▸ Work to do
Comb the records below for the string "граждан" and copy each line where it turns up.

▸ Material to process

====

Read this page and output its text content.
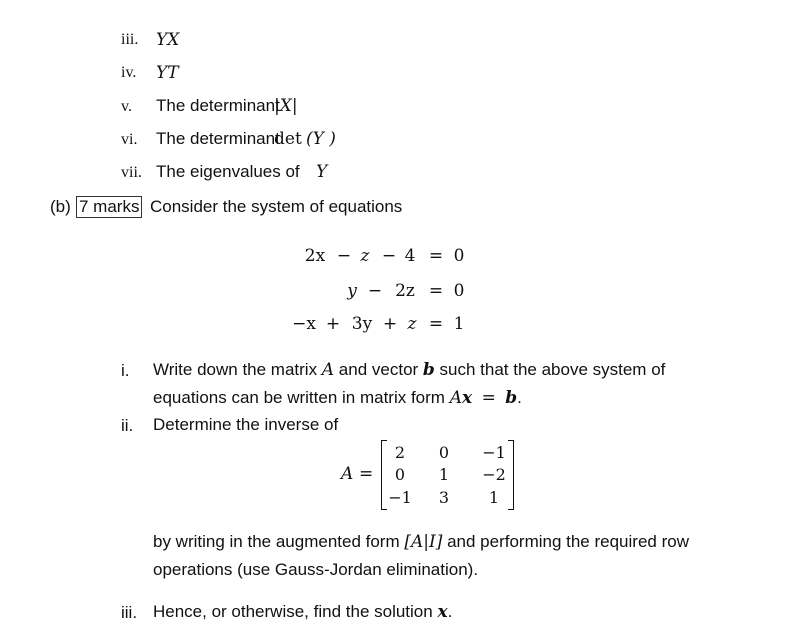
iii. YX
iv. YT
v. The determinant
|X|
vi. The determinant
det (Y )
vii. The eigenvalues of Y
(b) 7 marks Consider the system of equations
2x − z − 4 = 0
y − 2z = 0
−x + 3y + z = 1
i. Write down the matrix A and vector b such that the above system of
equations can be written in matrix form Ax = b.
ii. Determine the inverse of
A =
2	0	−1
0	1	−2
−1	3	1
by writing in the augmented form [A|I] and performing the required row
operations (use Gauss-Jordan elimination).
iii. Hence, or otherwise, find the solution x.
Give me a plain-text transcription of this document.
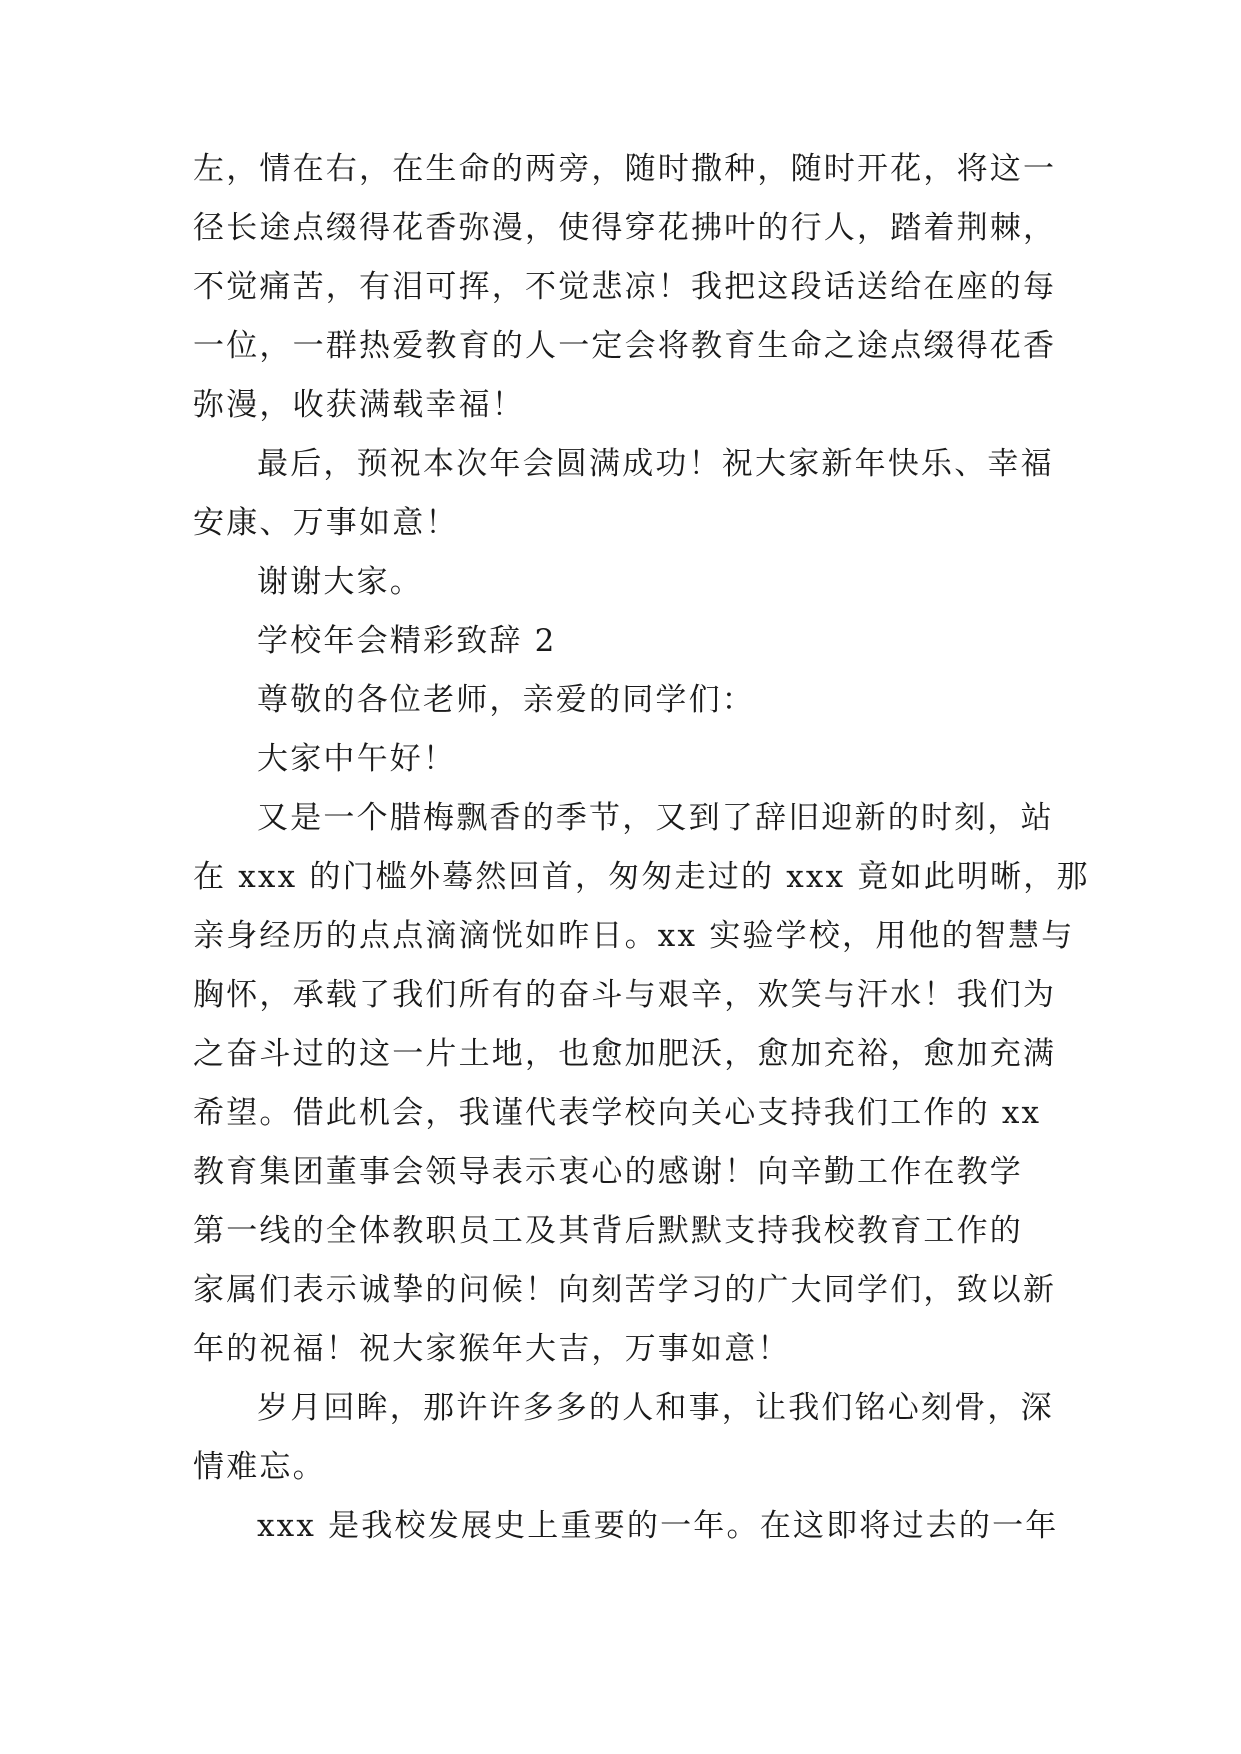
左，情在右，在生命的两旁，随时撒种，随时开花，将这一
径长途点缀得花香弥漫，使得穿花拂叶的行人，踏着荆棘，
不觉痛苦，有泪可挥，不觉悲凉！我把这段话送给在座的每
一位，一群热爱教育的人一定会将教育生命之途点缀得花香
弥漫，收获满载幸福！
最后，预祝本次年会圆满成功！祝大家新年快乐、幸福
安康、万事如意！
谢谢大家。
学校年会精彩致辞 2
尊敬的各位老师，亲爱的同学们：
大家中午好！
又是一个腊梅飘香的季节，又到了辞旧迎新的时刻，站
在 xxx 的门槛外蓦然回首，匆匆走过的 xxx 竟如此明晰，那
亲身经历的点点滴滴恍如昨日。xx 实验学校，用他的智慧与
胸怀，承载了我们所有的奋斗与艰辛，欢笑与汗水！我们为
之奋斗过的这一片土地，也愈加肥沃，愈加充裕，愈加充满
希望。借此机会，我谨代表学校向关心支持我们工作的 xx
教育集团董事会领导表示衷心的感谢！向辛勤工作在教学
第一线的全体教职员工及其背后默默支持我校教育工作的
家属们表示诚挚的问候！向刻苦学习的广大同学们，致以新
年的祝福！祝大家猴年大吉，万事如意！
岁月回眸，那许许多多的人和事，让我们铭心刻骨，深
情难忘。
xxx 是我校发展史上重要的一年。在这即将过去的一年
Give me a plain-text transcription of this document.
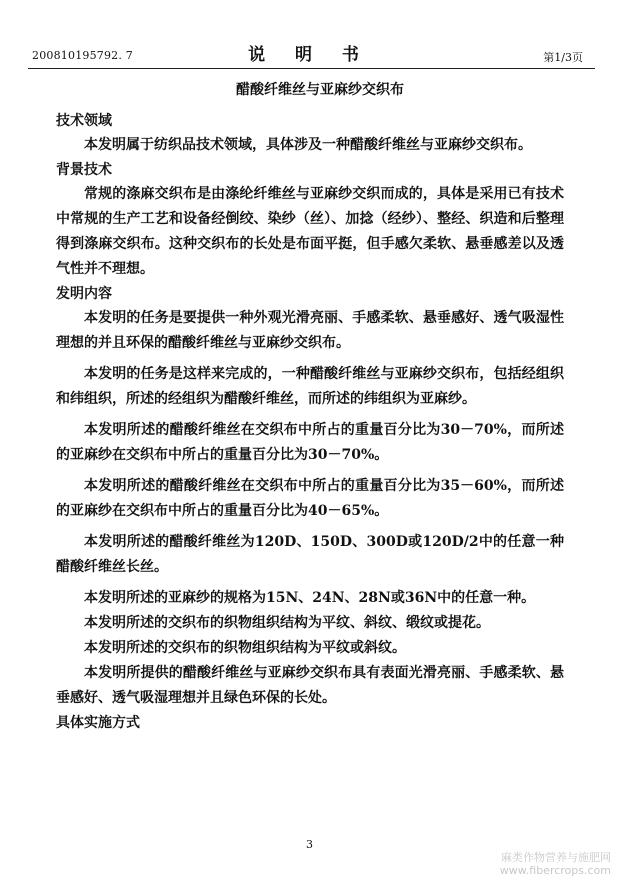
200810195792. 7	说 明 书	第1/3页
醋酸纤维丝与亚麻纱交织布
技术领域

本发明属于纺织品技术领域，具体涉及一种醋酸纤维丝与亚麻纱交织布。

背景技术

常规的涤麻交织布是由涤纶纤维丝与亚麻纱交织而成的，具体是采用已有技术中常规的生产工艺和设备经倒绞、染纱（丝）、加捻（经纱）、整经、织造和后整理得到涤麻交织布。这种交织布的长处是布面平挺，但手感欠柔软、悬垂感差以及透气性并不理想。

发明内容

本发明的任务是要提供一种外观光滑亮丽、手感柔软、悬垂感好、透气吸湿性理想的并且环保的醋酸纤维丝与亚麻纱交织布。

本发明的任务是这样来完成的，一种醋酸纤维丝与亚麻纱交织布，包括经组织和纬组织，所述的经组织为醋酸纤维丝，而所述的纬组织为亚麻纱。

本发明所述的醋酸纤维丝在交织布中所占的重量百分比为30－70%，而所述的亚麻纱在交织布中所占的重量百分比为30－70%。

本发明所述的醋酸纤维丝在交织布中所占的重量百分比为35－60%，而所述的亚麻纱在交织布中所占的重量百分比为40－65%。

本发明所述的醋酸纤维丝为120D、150D、300D或120D/2中的任意一种醋酸纤维丝长丝。

本发明所述的亚麻纱的规格为15N、24N、28N或36N中的任意一种。

本发明所述的交织布的织物组织结构为平纹、斜纹、缎纹或提花。

本发明所述的交织布的织物组织结构为平纹或斜纹。

本发明所提供的醋酸纤维丝与亚麻纱交织布具有表面光滑亮丽、手感柔软、悬垂感好、透气吸湿理想并且绿色环保的长处。

具体实施方式
3
麻类作物营养与施肥网
www.fibercrops.com
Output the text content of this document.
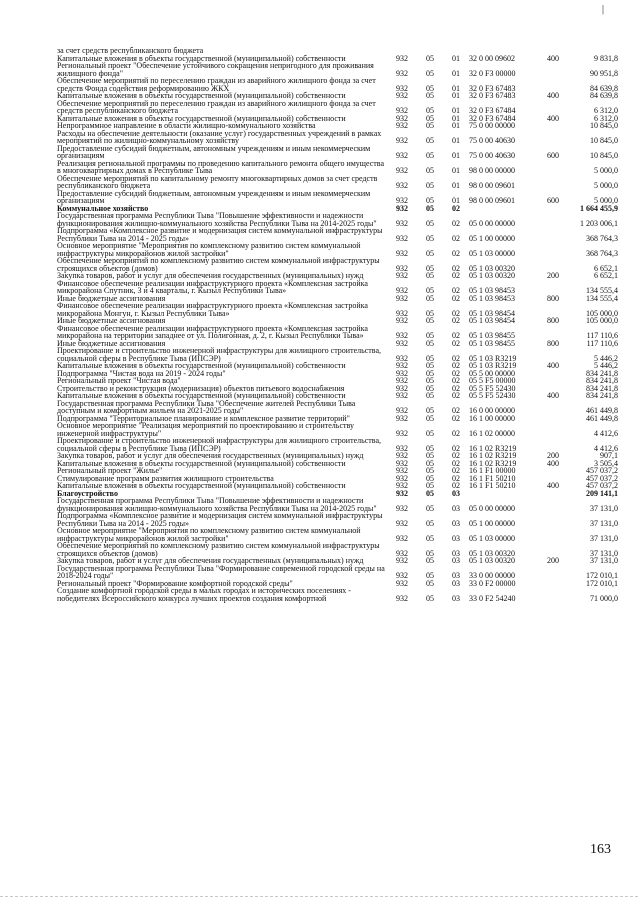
|
за счет средств республиканского бюджета						
Капитальные вложения в объекты государственной (муниципальной) собственности	932	05	01	32 0 00 09602	400	9 831,8
Региональный проект "Обеспечение устойчивого сокращения непригодного для проживания жилищного фонда"	932	05	01	32 0 F3 00000		90 951,8
Обеспечение мероприятий по переселению граждан из аварийного жилищного фонда за счет средств Фонда содействия реформированию ЖКХ	932	05	01	32 0 F3 67483		84 639,8
Капитальные вложения в объекты государственной (муниципальной) собственности	932	05	01	32 0 F3 67483	400	84 639,8
Обеспечение мероприятий по переселению граждан из аварийного жилищного фонда за счет средств республиканского бюджета	932	05	01	32 0 F3 67484		6 312,0
Капитальные вложения в объекты государственной (муниципальной) собственности	932	05	01	32 0 F3 67484	400	6 312,0
Непрограммное направление в области жилищно-коммунального хозяйства	932	05	01	75 0 00 00000		10 845,0
Расходы на обеспечение деятельности (оказание услуг) государственных учреждений в рамках мероприятий по жилищно-коммунальному хозяйству	932	05	01	75 0 00 40630		10 845,0
Предоставление субсидий бюджетным, автономным учреждениям и иным некоммерческим организациям	932	05	01	75 0 00 40630	600	10 845,0
Реализация региональной программы по проведению капитального ремонта общего имущества в многоквартирных домах в Республике Тыва	932	05	01	98 0 00 00000		5 000,0
Обеспечение мероприятий по капитальному ремонту многоквартирных домов за счет средств республиканского бюджета	932	05	01	98 0 00 09601		5 000,0
Предоставление субсидий бюджетным, автономным учреждениям и иным некоммерческим организациям	932	05	01	98 0 00 09601	600	5 000,0
Коммунальное хозяйство	932	05	02			1 664 455,9
Государственная программа Республики Тыва "Повышение эффективности и надежности функционирования жилищно-коммунального хозяйства Республики Тыва на 2014-2025 годы"	932	05	02	05 0 00 00000		1 203 006,1
Подпрограмма «Комплексное развитие и модернизация систем коммунальной инфраструктуры Республики Тыва на 2014 - 2025 годы»	932	05	02	05 1 00 00000		368 764,3
Основное мероприятие "Мероприятия по комплексному развитию систем коммунальной инфраструктуры микрорайонов жилой застройки"	932	05	02	05 1 03 00000		368 764,3
Обеспечение мероприятий по комплексному развитию систем коммунальной инфраструктуры строящихся объектов (домов)	932	05	02	05 1 03 00320		6 652,1
Закупка товаров, работ и услуг для обеспечения государственных (муниципальных) нужд	932	05	02	05 1 03 00320	200	6 652,1
Финансовое обеспечение реализации инфраструктурного проекта «Комплексная застройка микрорайона Спутник, 3 и 4 кварталы, г. Кызыл Республики Тыва»	932	05	02	05 1 03 98453		134 555,4
Иные бюджетные ассигнования	932	05	02	05 1 03 98453	800	134 555,4
Финансовое обеспечение реализации инфраструктурного проекта «Комплексная застройка микрорайона Монгун, г. Кызыл Республики Тыва»	932	05	02	05 1 03 98454		105 000,0
Иные бюджетные ассигнования	932	05	02	05 1 03 98454	800	105 000,0
Финансовое обеспечение реализации инфраструктурного проекта «Комплексная застройка микрорайона на территории западнее от ул. Полигонная, д. 2, г. Кызыл Республики Тыва»	932	05	02	05 1 03 98455		117 110,6
Иные бюджетные ассигнования	932	05	02	05 1 03 98455	800	117 110,6
Проектирование и строительство инженерной инфраструктуры для жилищного строительства, социальной сферы в Республике Тыва (ИПСЭР)	932	05	02	05 1 03 R3219		5 446,2
Капитальные вложения в объекты государственной (муниципальной) собственности	932	05	02	05 1 03 R3219	400	5 446,2
Подпрограмма "Чистая вода на 2019 - 2024 годы"	932	05	02	05 5 00 00000		834 241,8
Региональный проект "Чистая вода"	932	05	02	05 5 F5 00000		834 241,8
Строительство и реконструкция (модернизация) объектов питьевого водоснабжения	932	05	02	05 5 F5 52430		834 241,8
Капитальные вложения в объекты государственной (муниципальной) собственности	932	05	02	05 5 F5 52430	400	834 241,8
Государственная программа Республики Тыва "Обеспечение жителей Республики Тыва доступным и комфортным жильем на 2021-2025 годы"	932	05	02	16 0 00 00000		461 449,8
Подпрограмма "Территориальное планирование и комплексное развитие территорий"	932	05	02	16 1 00 00000		461 449,8
Основное мероприятие "Реализация мероприятий по проектированию и строительству инженерной инфраструктуры"	932	05	02	16 1 02 00000		4 412,6
Проектирование и строительство инженерной инфраструктуры для жилищного строительства, социальной сферы в Республике Тыва (ИПСЭР)	932	05	02	16 1 02 R3219		4 412,6
Закупка товаров, работ и услуг для обеспечения государственных (муниципальных) нужд	932	05	02	16 1 02 R3219	200	907,1
Капитальные вложения в объекты государственной (муниципальной) собственности	932	05	02	16 1 02 R3219	400	3 505,4
Региональный проект "Жилье"	932	05	02	16 1 F1 00000		457 037,2
Стимулирование программ развития жилищного строительства	932	05	02	16 1 F1 50210		457 037,2
Капитальные вложения в объекты государственной (муниципальной) собственности	932	05	02	16 1 F1 50210	400	457 037,2
Благоустройство	932	05	03			209 141,1
Государственная программа Республики Тыва "Повышение эффективности и надежности функционирования жилищно-коммунального хозяйства Республики Тыва на 2014-2025 годы"	932	05	03	05 0 00 00000		37 131,0
Подпрограмма «Комплексное развитие и модернизация систем коммунальной инфраструктуры Республики Тыва на 2014 - 2025 годы»	932	05	03	05 1 00 00000		37 131,0
Основное мероприятие "Мероприятия по комплексному развитию систем коммунальной инфраструктуры микрорайонов жилой застройки"	932	05	03	05 1 03 00000		37 131,0
Обеспечение мероприятий по комплексному развитию систем коммунальной инфраструктуры строящихся объектов (домов)	932	05	03	05 1 03 00320		37 131,0
Закупка товаров, работ и услуг для обеспечения государственных (муниципальных) нужд	932	05	03	05 1 03 00320	200	37 131,0
Государственная программа Республики Тыва "Формирование современной городской среды на 2018-2024 годы"	932	05	03	33 0 00 00000		172 010,1
Региональный проект "Формирование комфортной городской среды"	932	05	03	33 0 F2 00000		172 010,1
Создание комфортной городской среды в малых городах и исторических поселениях - победителях Всероссийского конкурса лучших проектов создания комфортной	932	05	03	33 0 F2 54240		71 000,0
163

====

▸ Exercise answer
Обеспечение мероприятий по переселению граждан из аварийного жилищного фонда за счет средств Фонда содействия реформированию ЖКХ	932	05	01	32 0 F3 67483		84 639,8
Обеспечение мероприятий по переселению граждан из аварийного жилищного фонда за счет средств республиканского бюджета	932	05	01	32 0 F3 67484		6 312,0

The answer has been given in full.